TASK DIRECTIONS
Set each entry down verbatim, omitting images.

DATASET EXTRACT
* start *

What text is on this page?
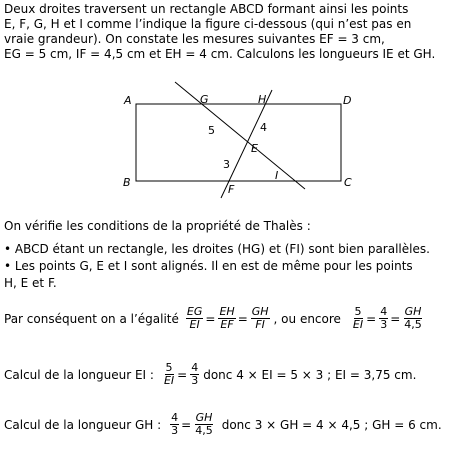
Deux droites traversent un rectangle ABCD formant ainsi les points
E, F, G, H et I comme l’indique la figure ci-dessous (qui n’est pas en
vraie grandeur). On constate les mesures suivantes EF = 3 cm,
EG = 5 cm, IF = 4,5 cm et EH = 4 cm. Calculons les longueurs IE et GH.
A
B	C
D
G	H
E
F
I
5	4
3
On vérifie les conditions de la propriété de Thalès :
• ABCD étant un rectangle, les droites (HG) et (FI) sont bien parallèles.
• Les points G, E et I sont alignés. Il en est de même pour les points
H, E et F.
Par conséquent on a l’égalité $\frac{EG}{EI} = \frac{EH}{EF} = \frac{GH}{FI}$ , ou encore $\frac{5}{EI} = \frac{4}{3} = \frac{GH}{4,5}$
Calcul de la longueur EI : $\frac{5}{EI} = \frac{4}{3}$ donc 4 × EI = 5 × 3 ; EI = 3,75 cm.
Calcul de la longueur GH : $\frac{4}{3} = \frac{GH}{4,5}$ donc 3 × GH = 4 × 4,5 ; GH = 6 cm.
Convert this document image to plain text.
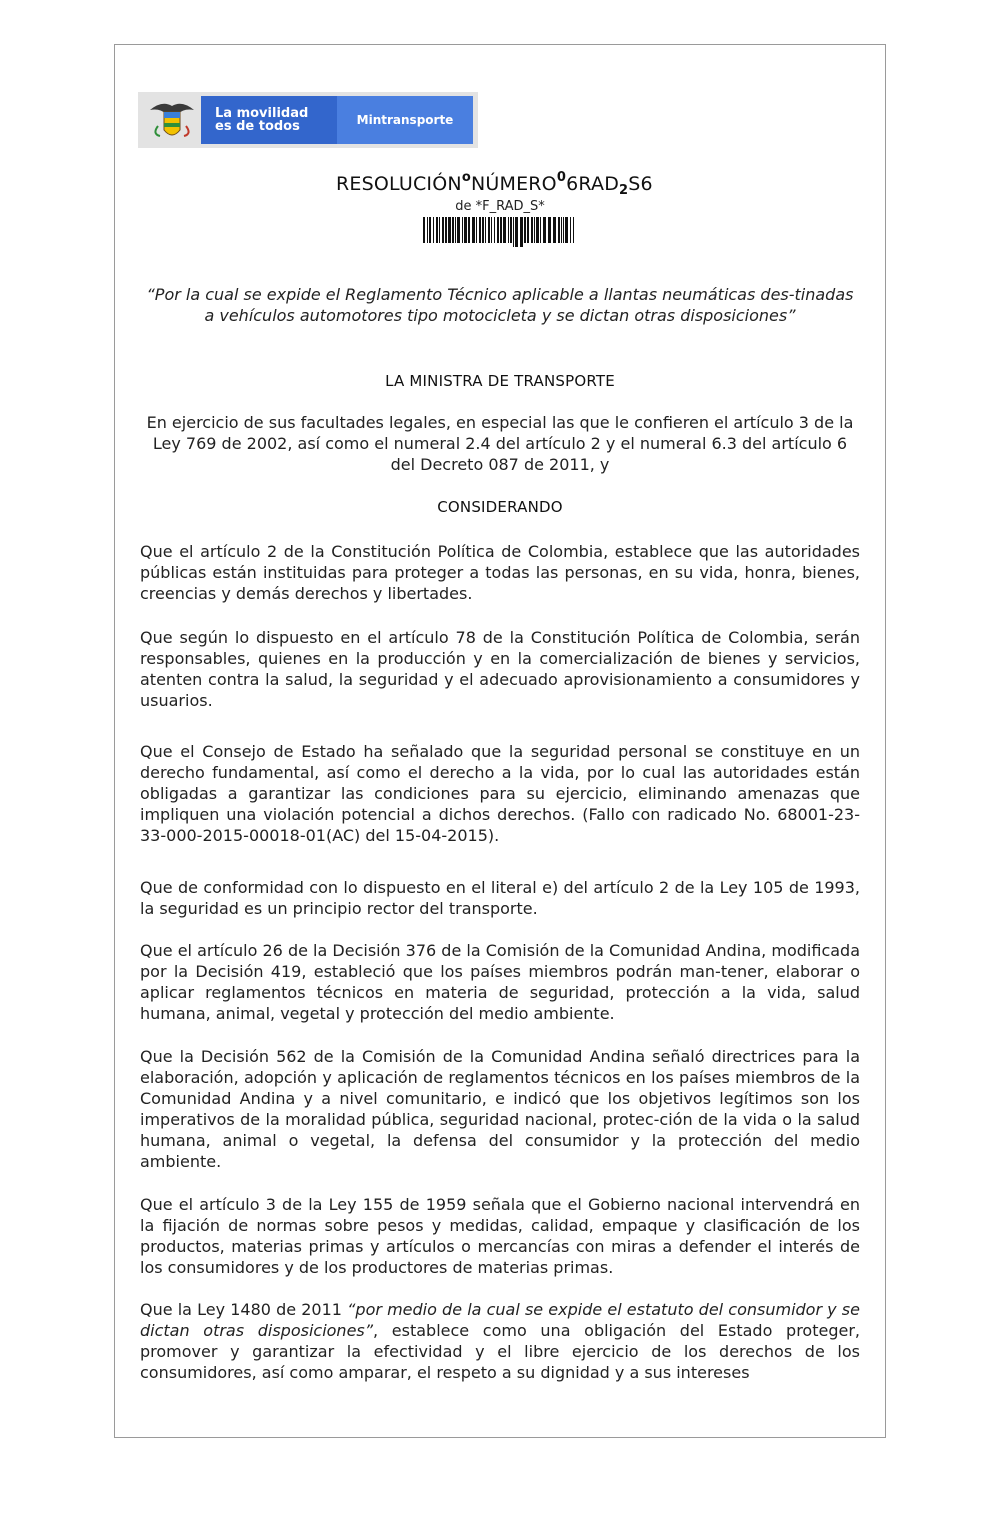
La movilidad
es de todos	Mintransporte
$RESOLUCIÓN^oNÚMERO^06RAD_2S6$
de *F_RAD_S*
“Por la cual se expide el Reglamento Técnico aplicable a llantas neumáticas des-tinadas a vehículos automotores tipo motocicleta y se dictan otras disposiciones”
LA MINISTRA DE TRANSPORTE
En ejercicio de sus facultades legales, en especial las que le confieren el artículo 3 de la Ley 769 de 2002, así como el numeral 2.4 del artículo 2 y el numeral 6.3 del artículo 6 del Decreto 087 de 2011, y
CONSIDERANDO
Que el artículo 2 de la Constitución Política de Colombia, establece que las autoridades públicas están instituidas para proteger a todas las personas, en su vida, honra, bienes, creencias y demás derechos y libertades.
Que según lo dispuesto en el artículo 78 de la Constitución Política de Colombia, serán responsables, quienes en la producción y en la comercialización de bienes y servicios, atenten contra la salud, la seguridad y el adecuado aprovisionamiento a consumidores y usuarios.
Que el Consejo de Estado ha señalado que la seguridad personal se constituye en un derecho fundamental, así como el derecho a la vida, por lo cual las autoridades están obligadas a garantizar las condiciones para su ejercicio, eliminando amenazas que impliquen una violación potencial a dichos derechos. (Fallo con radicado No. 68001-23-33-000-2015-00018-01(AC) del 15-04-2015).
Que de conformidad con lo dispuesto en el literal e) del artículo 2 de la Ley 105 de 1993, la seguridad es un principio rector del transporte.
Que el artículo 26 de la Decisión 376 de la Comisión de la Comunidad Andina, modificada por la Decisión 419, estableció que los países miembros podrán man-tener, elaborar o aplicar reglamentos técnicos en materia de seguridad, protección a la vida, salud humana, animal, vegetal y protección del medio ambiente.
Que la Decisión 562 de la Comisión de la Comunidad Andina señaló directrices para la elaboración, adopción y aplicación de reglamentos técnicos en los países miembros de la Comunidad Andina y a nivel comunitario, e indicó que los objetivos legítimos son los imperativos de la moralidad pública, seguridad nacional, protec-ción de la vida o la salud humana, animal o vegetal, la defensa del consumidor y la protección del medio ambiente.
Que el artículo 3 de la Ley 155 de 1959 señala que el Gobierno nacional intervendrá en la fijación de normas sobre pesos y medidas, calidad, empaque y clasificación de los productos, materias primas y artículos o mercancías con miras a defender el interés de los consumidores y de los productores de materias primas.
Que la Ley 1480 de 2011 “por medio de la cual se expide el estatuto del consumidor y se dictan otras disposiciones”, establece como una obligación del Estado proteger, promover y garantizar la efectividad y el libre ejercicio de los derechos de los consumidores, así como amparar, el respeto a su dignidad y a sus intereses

* end *

RIGHT ANSWER
What text is on this page?
Deux droites traversent un rectangle ABCD formant ainsi les points
E, F, G, H et I comme l’indique la figure ci-dessous (qui n’est pas en
vraie grandeur). On constate les mesures suivantes EF = 3 cm,
EG = 5 cm, IF = 4,5 cm et EH = 4 cm. Calculons les longueurs IE et GH.
A
B	C
D
G	H
E
F
I
5	4
3
On vérifie les conditions de la propriété de Thalès :
• ABCD étant un rectangle, les droites (HG) et (FI) sont bien parallèles.
• Les points G, E et I sont alignés. Il en est de même pour les points
H, E et F.
Par conséquent on a l’égalité $\frac{EG}{EI} = \frac{EH}{EF} = \frac{GH}{FI}$ , ou encore $\frac{5}{EI} = \frac{4}{3} = \frac{GH}{4,5}$
Calcul de la longueur EI : $\frac{5}{EI} = \frac{4}{3}$ donc 4 × EI = 5 × 3 ; EI = 3,75 cm.
Calcul de la longueur GH : $\frac{4}{3} = \frac{GH}{4,5}$ donc 3 × GH = 4 × 4,5 ; GH = 6 cm.
Convert this document image to plain text.
La movilidad
es de todos	Mintransporte
$RESOLUCIÓN^oNÚMERO^06RAD_2S6$
de *F_RAD_S*
“Por la cual se expide el Reglamento Técnico aplicable a llantas neumáticas des-tinadas a vehículos automotores tipo motocicleta y se dictan otras disposiciones”
LA MINISTRA DE TRANSPORTE
En ejercicio de sus facultades legales, en especial las que le confieren el artículo 3 de la Ley 769 de 2002, así como el numeral 2.4 del artículo 2 y el numeral 6.3 del artículo 6 del Decreto 087 de 2011, y
CONSIDERANDO
Que el artículo 2 de la Constitución Política de Colombia, establece que las autoridades públicas están instituidas para proteger a todas las personas, en su vida, honra, bienes, creencias y demás derechos y libertades.
Que según lo dispuesto en el artículo 78 de la Constitución Política de Colombia, serán responsables, quienes en la producción y en la comercialización de bienes y servicios, atenten contra la salud, la seguridad y el adecuado aprovisionamiento a consumidores y usuarios.
Que el Consejo de Estado ha señalado que la seguridad personal se constituye en un derecho fundamental, así como el derecho a la vida, por lo cual las autoridades están obligadas a garantizar las condiciones para su ejercicio, eliminando amenazas que impliquen una violación potencial a dichos derechos. (Fallo con radicado No. 68001-23-33-000-2015-00018-01(AC) del 15-04-2015).
Que de conformidad con lo dispuesto en el literal e) del artículo 2 de la Ley 105 de 1993, la seguridad es un principio rector del transporte.
Que el artículo 26 de la Decisión 376 de la Comisión de la Comunidad Andina, modificada por la Decisión 419, estableció que los países miembros podrán man-tener, elaborar o aplicar reglamentos técnicos en materia de seguridad, protección a la vida, salud humana, animal, vegetal y protección del medio ambiente.
Que la Decisión 562 de la Comisión de la Comunidad Andina señaló directrices para la elaboración, adopción y aplicación de reglamentos técnicos en los países miembros de la Comunidad Andina y a nivel comunitario, e indicó que los objetivos legítimos son los imperativos de la moralidad pública, seguridad nacional, protec-ción de la vida o la salud humana, animal o vegetal, la defensa del consumidor y la protección del medio ambiente.
Que el artículo 3 de la Ley 155 de 1959 señala que el Gobierno nacional intervendrá en la fijación de normas sobre pesos y medidas, calidad, empaque y clasificación de los productos, materias primas y artículos o mercancías con miras a defender el interés de los consumidores y de los productores de materias primas.
Que la Ley 1480 de 2011 “por medio de la cual se expide el estatuto del consumidor y se dictan otras disposiciones”, establece como una obligación del Estado proteger, promover y garantizar la efectividad y el libre ejercicio de los derechos de los consumidores, así como amparar, el respeto a su dignidad y a sus intereses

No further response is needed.